_Objective_
Repeat the records in full and exactly, omitting pictures.

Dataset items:
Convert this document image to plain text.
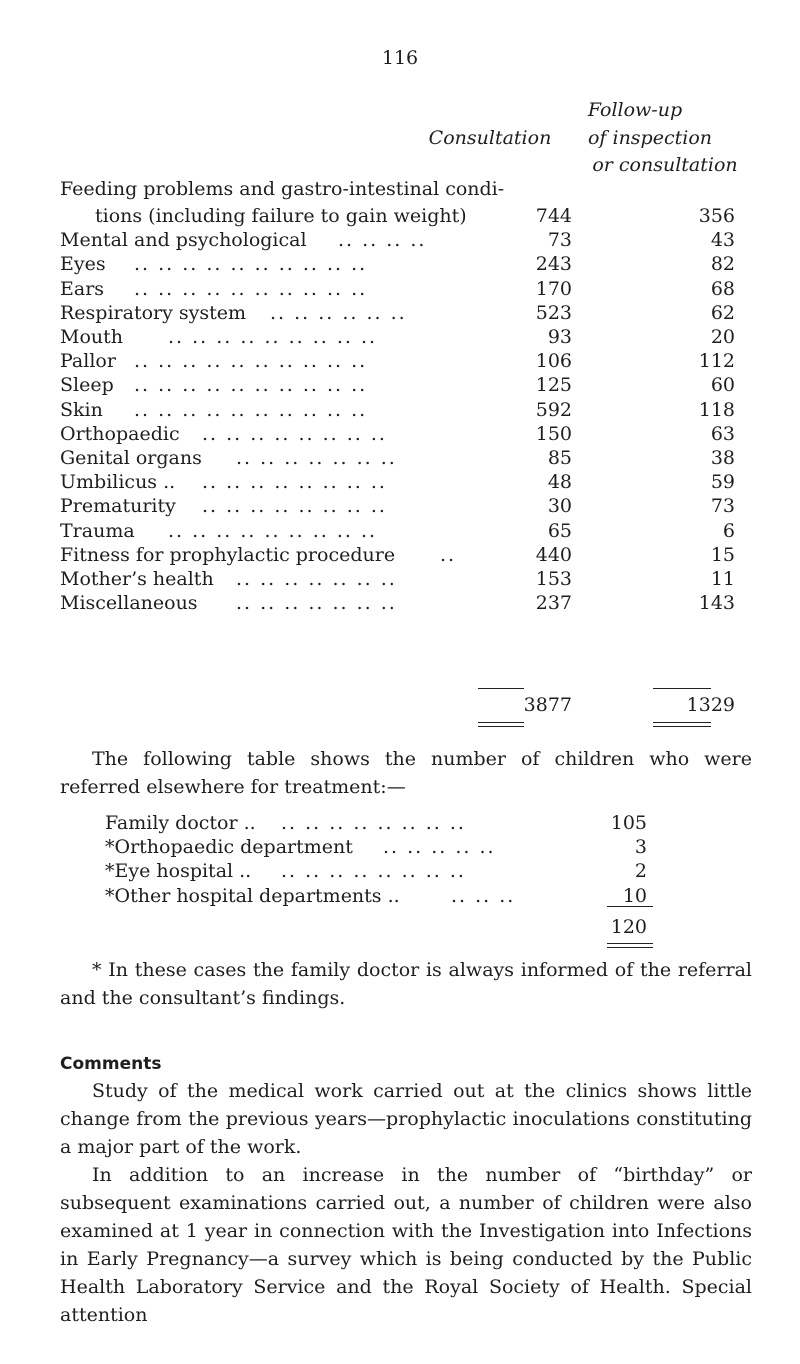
116
Follow-up
Consultation	of inspection
or consultation
Feeding problems and gastro-intestinal condi-
tions (including failure to gain weight)	744	356
Mental and psychological	73	43
.. .. .. ..
Eyes	243	82
.. .. .. .. .. .. .. .. .. ..
Ears	170	68
.. .. .. .. .. .. .. .. .. ..
Respiratory system	523	62
.. .. .. .. .. ..
Mouth	93	20
.. .. .. .. .. .. .. .. ..
Pallor	106	112
.. .. .. .. .. .. .. .. .. ..
Sleep	125	60
.. .. .. .. .. .. .. .. .. ..
Skin	592	118
.. .. .. .. .. .. .. .. .. ..
Orthopaedic	150	63
.. .. .. .. .. .. .. ..
Genital organs	85	38
.. .. .. .. .. .. ..
Umbilicus ..	48	59
.. .. .. .. .. .. .. ..
Prematurity	30	73
.. .. .. .. .. .. .. ..
Trauma	65	6
.. .. .. .. .. .. .. .. ..
Fitness for prophylactic procedure	440	15
..
Mother’s health	153	11
.. .. .. .. .. .. ..
Miscellaneous	237	143
.. .. .. .. .. .. ..
3877	1329
The following table shows the number of children who were referred elsewhere for treatment:—
Family doctor ..	105
.. .. .. .. .. .. .. ..
*Orthopaedic department	3
.. .. .. .. ..
*Eye hospital ..	2
.. .. .. .. .. .. .. ..
*Other hospital departments ..	10
.. .. ..
120
* In these cases the family doctor is always informed of the referral and the consultant’s findings.
Comments
Study of the medical work carried out at the clinics shows little change from the previous years—prophylactic inoculations constituting a major part of the work.
In addition to an increase in the number of “birthday” or subsequent examinations carried out, a number of children were also examined at 1 year in connection with the Investigation into Infections in Early Pregnancy—a survey which is being conducted by the Public Health Laboratory Service and the Royal Society of Health. Special attention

_In response_
Convert this document image to plain text.
116
Follow-up
Consultation	of inspection
or consultation
Feeding problems and gastro-intestinal condi-
tions (including failure to gain weight)	744	356
Mental and psychological	73	43
.. .. .. ..
Eyes	243	82
.. .. .. .. .. .. .. .. .. ..
Ears	170	68
.. .. .. .. .. .. .. .. .. ..
Respiratory system	523	62
.. .. .. .. .. ..
Mouth	93	20
.. .. .. .. .. .. .. .. ..
Pallor	106	112
.. .. .. .. .. .. .. .. .. ..
Sleep	125	60
.. .. .. .. .. .. .. .. .. ..
Skin	592	118
.. .. .. .. .. .. .. .. .. ..
Orthopaedic	150	63
.. .. .. .. .. .. .. ..
Genital organs	85	38
.. .. .. .. .. .. ..
Umbilicus ..	48	59
.. .. .. .. .. .. .. ..
Prematurity	30	73
.. .. .. .. .. .. .. ..
Trauma	65	6
.. .. .. .. .. .. .. .. ..
Fitness for prophylactic procedure	440	15
..
Mother’s health	153	11
.. .. .. .. .. .. ..
Miscellaneous	237	143
.. .. .. .. .. .. ..
3877	1329
The following table shows the number of children who were referred elsewhere for treatment:—
Family doctor ..	105
.. .. .. .. .. .. .. ..
*Orthopaedic department	3
.. .. .. .. ..
*Eye hospital ..	2
.. .. .. .. .. .. .. ..
*Other hospital departments ..	10
.. .. ..
120
* In these cases the family doctor is always informed of the referral and the consultant’s findings.
Comments
Study of the medical work carried out at the clinics shows little change from the previous years—prophylactic inoculations constituting a major part of the work.
In addition to an increase in the number of “birthday” or subsequent examinations carried out, a number of children were also examined at 1 year in connection with the Investigation into Infections in Early Pregnancy—a survey which is being conducted by the Public Health Laboratory Service and the Royal Society of Health. Special attention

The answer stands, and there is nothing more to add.